SOAL UNTUK DIKERJAKAN:
Tulis ulang bagian teks tentang metode mengajar mulai dari "Setiap metode mempunyai" sampai dengan "besar dalam proses belajar mengajar.", dan ganti kata "guru" dengan "pengajar".

TEKS YANG DITAMPILKAN:
Setiap metode mempunyai sifat atau ciri tertentu baik segi kelemahannya atau kebaikannya. Dalam mengajar jarang ditemukan guru hanya menggunakan satu macam metode saja tetapi guru menggunakan kombinasi dari dua atau beberapa metode. Pemakaian metode pembelajaran dalam suatu bidang studi tertentu perlu dipertimbangkan beberapa komponen yang terikat dalam proses belajar mengajar. Diantaranya adalah: tujuan, materi, siswa, situasi kelas dan guru sebagai operator dalam pemakaian metode mengajar. Pemakaian metode yang tepat akan dapat meningkatkan motivasi belajar siswa, sedangkan penggunaan metode yang tidak tepat akan merupakan hambatan  paling besar dalam proses belajar mengajar.
Ajaran Islam selalu mengajarkan kepada setiap pendidik dalam menyampaikan berbagai ilmu pengetahuan kepada anak didiknya supaya menggunakan suatu cara yang baik,sehingga dapat tercapai suatu tujuan pembelajaran. Hal ini sesuai dengan firman Allah SWT:
  ادع الى سبيل ربك با لحكمة والمو عظة الحسنة

Artinya: “Serulah ke jalan Tuhanmu dengan bijaksana dan nasehat yang baik, dan             bantahlah mereka dengan cara yang lebih baik”. (QS. Al Nahl: 125).

BAGIAN DATA:
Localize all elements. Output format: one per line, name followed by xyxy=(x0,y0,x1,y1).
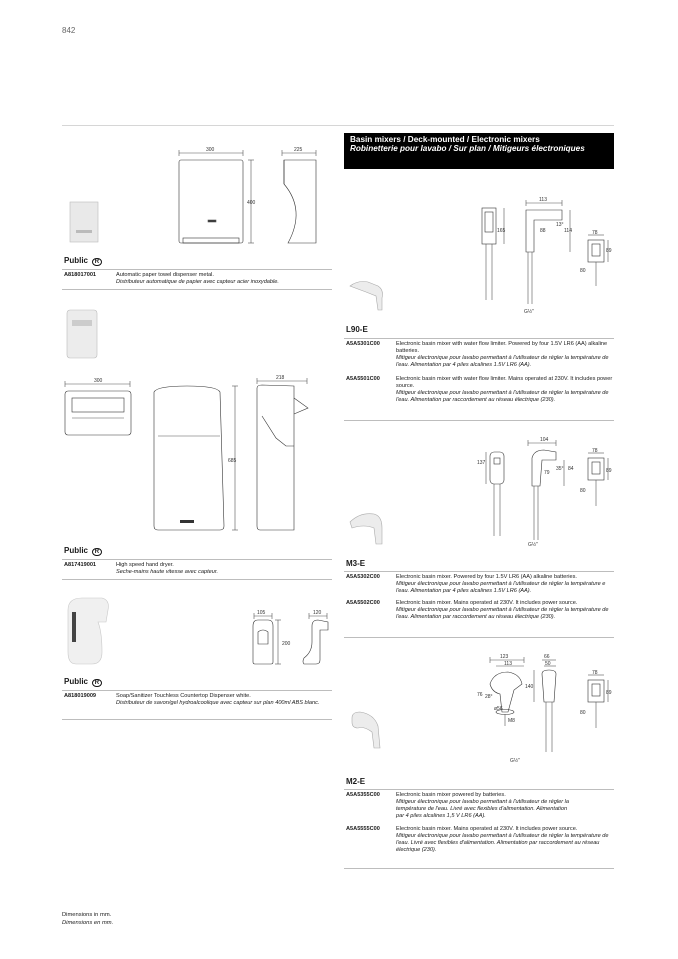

JAWABAN LENGKAP:
Setiap metode mempunyai sifat atau ciri tertentu baik segi kelemahannya atau kebaikannya. Dalam mengajar jarang ditemukan pengajar hanya menggunakan satu macam metode saja tetapi pengajar menggunakan kombinasi dari dua atau beberapa metode. Pemakaian metode pembelajaran dalam suatu bidang studi tertentu perlu dipertimbangkan beberapa komponen yang terikat dalam proses belajar mengajar. Diantaranya adalah: tujuan, materi, siswa, situasi kelas dan pengajar sebagai operator dalam pemakaian metode mengajar. Pemakaian metode yang tepat akan dapat meningkatkan motivasi belajar siswa, sedangkan penggunaan metode yang tidak tepat akan merupakan hambatan  paling besar dalam proses belajar mengajar.